* **Objective**: Print all entries precisely as they are written.

* **Task input**:
▼▼▼
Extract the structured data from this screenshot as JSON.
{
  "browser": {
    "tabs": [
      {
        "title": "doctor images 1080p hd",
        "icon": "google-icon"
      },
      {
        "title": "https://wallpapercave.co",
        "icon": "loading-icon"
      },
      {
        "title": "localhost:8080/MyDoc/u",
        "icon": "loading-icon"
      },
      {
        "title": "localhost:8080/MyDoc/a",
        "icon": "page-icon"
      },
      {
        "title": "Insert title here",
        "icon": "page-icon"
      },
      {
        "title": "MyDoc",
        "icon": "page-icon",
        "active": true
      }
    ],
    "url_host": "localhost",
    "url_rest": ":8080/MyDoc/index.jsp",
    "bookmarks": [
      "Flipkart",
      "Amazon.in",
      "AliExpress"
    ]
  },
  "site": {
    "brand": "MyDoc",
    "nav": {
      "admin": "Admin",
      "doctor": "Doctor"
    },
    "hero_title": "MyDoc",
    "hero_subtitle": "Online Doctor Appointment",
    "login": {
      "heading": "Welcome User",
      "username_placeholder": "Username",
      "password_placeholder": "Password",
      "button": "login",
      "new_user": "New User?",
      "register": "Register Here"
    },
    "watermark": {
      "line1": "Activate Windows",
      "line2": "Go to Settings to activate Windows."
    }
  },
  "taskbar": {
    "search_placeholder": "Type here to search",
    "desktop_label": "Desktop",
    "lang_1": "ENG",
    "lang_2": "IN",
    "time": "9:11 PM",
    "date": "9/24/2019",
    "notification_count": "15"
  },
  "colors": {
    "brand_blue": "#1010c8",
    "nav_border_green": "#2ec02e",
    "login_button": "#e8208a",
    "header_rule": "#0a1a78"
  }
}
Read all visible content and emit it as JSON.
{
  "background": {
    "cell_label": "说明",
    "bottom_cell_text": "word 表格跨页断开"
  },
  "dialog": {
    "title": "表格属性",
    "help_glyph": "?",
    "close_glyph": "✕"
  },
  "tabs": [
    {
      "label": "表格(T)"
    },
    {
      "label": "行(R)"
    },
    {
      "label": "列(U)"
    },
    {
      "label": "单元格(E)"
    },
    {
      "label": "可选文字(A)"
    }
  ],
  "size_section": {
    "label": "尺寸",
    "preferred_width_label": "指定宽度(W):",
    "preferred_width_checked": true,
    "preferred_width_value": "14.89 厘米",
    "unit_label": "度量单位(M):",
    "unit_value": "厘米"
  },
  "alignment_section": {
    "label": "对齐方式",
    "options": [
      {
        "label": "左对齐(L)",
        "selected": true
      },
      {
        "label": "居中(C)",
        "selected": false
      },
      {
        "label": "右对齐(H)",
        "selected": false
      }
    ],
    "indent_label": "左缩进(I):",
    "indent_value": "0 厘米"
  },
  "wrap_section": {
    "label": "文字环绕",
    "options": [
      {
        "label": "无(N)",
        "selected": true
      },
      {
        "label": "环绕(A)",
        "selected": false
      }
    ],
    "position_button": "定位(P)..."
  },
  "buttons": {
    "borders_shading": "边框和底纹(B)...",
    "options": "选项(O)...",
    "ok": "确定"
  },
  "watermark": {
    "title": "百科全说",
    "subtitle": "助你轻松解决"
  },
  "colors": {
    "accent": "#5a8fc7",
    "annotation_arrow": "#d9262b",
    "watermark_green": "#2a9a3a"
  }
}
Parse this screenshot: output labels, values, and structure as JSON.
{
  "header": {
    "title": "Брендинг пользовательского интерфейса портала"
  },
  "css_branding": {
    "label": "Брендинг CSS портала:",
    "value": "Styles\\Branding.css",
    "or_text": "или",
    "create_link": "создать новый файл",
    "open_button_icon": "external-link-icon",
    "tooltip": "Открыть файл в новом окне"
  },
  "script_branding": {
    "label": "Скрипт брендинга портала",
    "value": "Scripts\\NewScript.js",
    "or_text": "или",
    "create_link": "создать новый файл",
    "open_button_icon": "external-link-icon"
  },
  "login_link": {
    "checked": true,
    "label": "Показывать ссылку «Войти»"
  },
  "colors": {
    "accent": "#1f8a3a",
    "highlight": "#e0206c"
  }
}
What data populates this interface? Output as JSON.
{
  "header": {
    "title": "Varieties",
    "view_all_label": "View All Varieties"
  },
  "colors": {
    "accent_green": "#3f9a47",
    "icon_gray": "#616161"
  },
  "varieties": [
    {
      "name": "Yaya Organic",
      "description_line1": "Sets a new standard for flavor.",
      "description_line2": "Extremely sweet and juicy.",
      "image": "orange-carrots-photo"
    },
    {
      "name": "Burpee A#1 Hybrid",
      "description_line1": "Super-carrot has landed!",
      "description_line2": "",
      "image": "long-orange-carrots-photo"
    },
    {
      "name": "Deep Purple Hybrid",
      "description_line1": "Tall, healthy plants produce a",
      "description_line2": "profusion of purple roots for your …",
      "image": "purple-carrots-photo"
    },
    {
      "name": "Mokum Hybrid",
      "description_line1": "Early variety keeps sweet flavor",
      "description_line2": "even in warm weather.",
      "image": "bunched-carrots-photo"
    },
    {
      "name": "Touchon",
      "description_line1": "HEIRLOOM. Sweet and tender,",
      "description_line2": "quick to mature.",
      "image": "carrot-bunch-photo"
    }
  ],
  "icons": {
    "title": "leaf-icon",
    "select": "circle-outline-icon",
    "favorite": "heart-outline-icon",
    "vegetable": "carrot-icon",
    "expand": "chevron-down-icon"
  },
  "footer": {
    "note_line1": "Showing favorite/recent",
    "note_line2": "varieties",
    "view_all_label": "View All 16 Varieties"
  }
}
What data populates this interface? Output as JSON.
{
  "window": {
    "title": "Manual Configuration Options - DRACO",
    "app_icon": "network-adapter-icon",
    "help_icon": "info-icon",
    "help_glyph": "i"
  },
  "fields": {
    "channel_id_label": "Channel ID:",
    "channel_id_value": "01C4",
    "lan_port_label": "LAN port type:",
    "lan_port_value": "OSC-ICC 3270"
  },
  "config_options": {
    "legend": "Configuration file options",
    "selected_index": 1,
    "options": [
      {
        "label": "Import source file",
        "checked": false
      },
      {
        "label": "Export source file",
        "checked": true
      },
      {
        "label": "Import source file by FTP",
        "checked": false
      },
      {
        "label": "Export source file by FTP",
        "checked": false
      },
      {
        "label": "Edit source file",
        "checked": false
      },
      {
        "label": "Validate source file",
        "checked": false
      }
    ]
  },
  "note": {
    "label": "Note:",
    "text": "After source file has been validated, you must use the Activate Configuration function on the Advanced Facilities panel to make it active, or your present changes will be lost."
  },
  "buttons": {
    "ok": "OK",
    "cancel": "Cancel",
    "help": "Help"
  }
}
▲▲▲
* **Right answer**:
Extract the structured data from this screenshot as JSON.
{
  "browser": {
    "tabs": [
      {
        "title": "doctor images 1080p hd",
        "icon": "google-icon"
      },
      {
        "title": "https://wallpapercave.co",
        "icon": "loading-icon"
      },
      {
        "title": "localhost:8080/MyDoc/u",
        "icon": "loading-icon"
      },
      {
        "title": "localhost:8080/MyDoc/a",
        "icon": "page-icon"
      },
      {
        "title": "Insert title here",
        "icon": "page-icon"
      },
      {
        "title": "MyDoc",
        "icon": "page-icon",
        "active": true
      }
    ],
    "url_host": "localhost",
    "url_rest": ":8080/MyDoc/index.jsp",
    "bookmarks": [
      "Flipkart",
      "Amazon.in",
      "AliExpress"
    ]
  },
  "site": {
    "brand": "MyDoc",
    "nav": {
      "admin": "Admin",
      "doctor": "Doctor"
    },
    "hero_title": "MyDoc",
    "hero_subtitle": "Online Doctor Appointment",
    "login": {
      "heading": "Welcome User",
      "username_placeholder": "Username",
      "password_placeholder": "Password",
      "button": "login",
      "new_user": "New User?",
      "register": "Register Here"
    },
    "watermark": {
      "line1": "Activate Windows",
      "line2": "Go to Settings to activate Windows."
    }
  },
  "taskbar": {
    "search_placeholder": "Type here to search",
    "desktop_label": "Desktop",
    "lang_1": "ENG",
    "lang_2": "IN",
    "time": "9:11 PM",
    "date": "9/24/2019",
    "notification_count": "15"
  },
  "colors": {
    "brand_blue": "#1010c8",
    "nav_border_green": "#2ec02e",
    "login_button": "#e8208a",
    "header_rule": "#0a1a78"
  }
}
Read all visible content and emit it as JSON.
{
  "background": {
    "cell_label": "说明",
    "bottom_cell_text": "word 表格跨页断开"
  },
  "dialog": {
    "title": "表格属性",
    "help_glyph": "?",
    "close_glyph": "✕"
  },
  "tabs": [
    {
      "label": "表格(T)"
    },
    {
      "label": "行(R)"
    },
    {
      "label": "列(U)"
    },
    {
      "label": "单元格(E)"
    },
    {
      "label": "可选文字(A)"
    }
  ],
  "size_section": {
    "label": "尺寸",
    "preferred_width_label": "指定宽度(W):",
    "preferred_width_checked": true,
    "preferred_width_value": "14.89 厘米",
    "unit_label": "度量单位(M):",
    "unit_value": "厘米"
  },
  "alignment_section": {
    "label": "对齐方式",
    "options": [
      {
        "label": "左对齐(L)",
        "selected": true
      },
      {
        "label": "居中(C)",
        "selected": false
      },
      {
        "label": "右对齐(H)",
        "selected": false
      }
    ],
    "indent_label": "左缩进(I):",
    "indent_value": "0 厘米"
  },
  "wrap_section": {
    "label": "文字环绕",
    "options": [
      {
        "label": "无(N)",
        "selected": true
      },
      {
        "label": "环绕(A)",
        "selected": false
      }
    ],
    "position_button": "定位(P)..."
  },
  "buttons": {
    "borders_shading": "边框和底纹(B)...",
    "options": "选项(O)...",
    "ok": "确定"
  },
  "watermark": {
    "title": "百科全说",
    "subtitle": "助你轻松解决"
  },
  "colors": {
    "accent": "#5a8fc7",
    "annotation_arrow": "#d9262b",
    "watermark_green": "#2a9a3a"
  }
}
Parse this screenshot: output labels, values, and structure as JSON.
{
  "header": {
    "title": "Брендинг пользовательского интерфейса портала"
  },
  "css_branding": {
    "label": "Брендинг CSS портала:",
    "value": "Styles\\Branding.css",
    "or_text": "или",
    "create_link": "создать новый файл",
    "open_button_icon": "external-link-icon",
    "tooltip": "Открыть файл в новом окне"
  },
  "script_branding": {
    "label": "Скрипт брендинга портала",
    "value": "Scripts\\NewScript.js",
    "or_text": "или",
    "create_link": "создать новый файл",
    "open_button_icon": "external-link-icon"
  },
  "login_link": {
    "checked": true,
    "label": "Показывать ссылку «Войти»"
  },
  "colors": {
    "accent": "#1f8a3a",
    "highlight": "#e0206c"
  }
}
What data populates this interface? Output as JSON.
{
  "header": {
    "title": "Varieties",
    "view_all_label": "View All Varieties"
  },
  "colors": {
    "accent_green": "#3f9a47",
    "icon_gray": "#616161"
  },
  "varieties": [
    {
      "name": "Yaya Organic",
      "description_line1": "Sets a new standard for flavor.",
      "description_line2": "Extremely sweet and juicy.",
      "image": "orange-carrots-photo"
    },
    {
      "name": "Burpee A#1 Hybrid",
      "description_line1": "Super-carrot has landed!",
      "description_line2": "",
      "image": "long-orange-carrots-photo"
    },
    {
      "name": "Deep Purple Hybrid",
      "description_line1": "Tall, healthy plants produce a",
      "description_line2": "profusion of purple roots for your …",
      "image": "purple-carrots-photo"
    },
    {
      "name": "Mokum Hybrid",
      "description_line1": "Early variety keeps sweet flavor",
      "description_line2": "even in warm weather.",
      "image": "bunched-carrots-photo"
    },
    {
      "name": "Touchon",
      "description_line1": "HEIRLOOM. Sweet and tender,",
      "description_line2": "quick to mature.",
      "image": "carrot-bunch-photo"
    }
  ],
  "icons": {
    "title": "leaf-icon",
    "select": "circle-outline-icon",
    "favorite": "heart-outline-icon",
    "vegetable": "carrot-icon",
    "expand": "chevron-down-icon"
  },
  "footer": {
    "note_line1": "Showing favorite/recent",
    "note_line2": "varieties",
    "view_all_label": "View All 16 Varieties"
  }
}
What data populates this interface? Output as JSON.
{
  "window": {
    "title": "Manual Configuration Options - DRACO",
    "app_icon": "network-adapter-icon",
    "help_icon": "info-icon",
    "help_glyph": "i"
  },
  "fields": {
    "channel_id_label": "Channel ID:",
    "channel_id_value": "01C4",
    "lan_port_label": "LAN port type:",
    "lan_port_value": "OSC-ICC 3270"
  },
  "config_options": {
    "legend": "Configuration file options",
    "selected_index": 1,
    "options": [
      {
        "label": "Import source file",
        "checked": false
      },
      {
        "label": "Export source file",
        "checked": true
      },
      {
        "label": "Import source file by FTP",
        "checked": false
      },
      {
        "label": "Export source file by FTP",
        "checked": false
      },
      {
        "label": "Edit source file",
        "checked": false
      },
      {
        "label": "Validate source file",
        "checked": false
      }
    ]
  },
  "note": {
    "label": "Note:",
    "text": "After source file has been validated, you must use the Activate Configuration function on the Advanced Facilities panel to make it active, or your present changes will be lost."
  },
  "buttons": {
    "ok": "OK",
    "cancel": "Cancel",
    "help": "Help"
  }
}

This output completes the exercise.